**** Raw data ****

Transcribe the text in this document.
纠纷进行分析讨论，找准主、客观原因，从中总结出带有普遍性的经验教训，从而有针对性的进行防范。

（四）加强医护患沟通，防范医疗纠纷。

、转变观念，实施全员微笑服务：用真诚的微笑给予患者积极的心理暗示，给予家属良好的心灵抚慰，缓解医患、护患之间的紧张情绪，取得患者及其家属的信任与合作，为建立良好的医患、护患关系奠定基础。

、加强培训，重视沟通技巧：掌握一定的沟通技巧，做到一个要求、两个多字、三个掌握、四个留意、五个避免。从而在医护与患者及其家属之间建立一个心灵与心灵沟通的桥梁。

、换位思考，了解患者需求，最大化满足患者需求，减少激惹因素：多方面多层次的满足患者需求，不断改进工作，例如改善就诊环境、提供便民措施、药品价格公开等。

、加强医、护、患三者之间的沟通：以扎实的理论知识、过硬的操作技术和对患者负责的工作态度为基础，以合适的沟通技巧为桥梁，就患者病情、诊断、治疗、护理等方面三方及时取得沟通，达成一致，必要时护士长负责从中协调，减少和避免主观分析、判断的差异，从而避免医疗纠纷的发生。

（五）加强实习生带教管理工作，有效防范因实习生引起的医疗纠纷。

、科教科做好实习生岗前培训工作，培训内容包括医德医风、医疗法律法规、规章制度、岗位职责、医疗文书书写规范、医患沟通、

****

Return all of the above records exactly, leaving no line out.

Transcribe the text in this document.
纠纷进行分析讨论，找准主、客观原因，从中总结出带有普遍性的经验教训，从而有针对性的进行防范。

（四）加强医护患沟通，防范医疗纠纷。

、转变观念，实施全员微笑服务：用真诚的微笑给予患者积极的心理暗示，给予家属良好的心灵抚慰，缓解医患、护患之间的紧张情绪，取得患者及其家属的信任与合作，为建立良好的医患、护患关系奠定基础。

、加强培训，重视沟通技巧：掌握一定的沟通技巧，做到一个要求、两个多字、三个掌握、四个留意、五个避免。从而在医护与患者及其家属之间建立一个心灵与心灵沟通的桥梁。

、换位思考，了解患者需求，最大化满足患者需求，减少激惹因素：多方面多层次的满足患者需求，不断改进工作，例如改善就诊环境、提供便民措施、药品价格公开等。

、加强医、护、患三者之间的沟通：以扎实的理论知识、过硬的操作技术和对患者负责的工作态度为基础，以合适的沟通技巧为桥梁，就患者病情、诊断、治疗、护理等方面三方及时取得沟通，达成一致，必要时护士长负责从中协调，减少和避免主观分析、判断的差异，从而避免医疗纠纷的发生。

（五）加强实习生带教管理工作，有效防范因实习生引起的医疗纠纷。

、科教科做好实习生岗前培训工作，培训内容包括医德医风、医疗法律法规、规章制度、岗位职责、医疗文书书写规范、医患沟通、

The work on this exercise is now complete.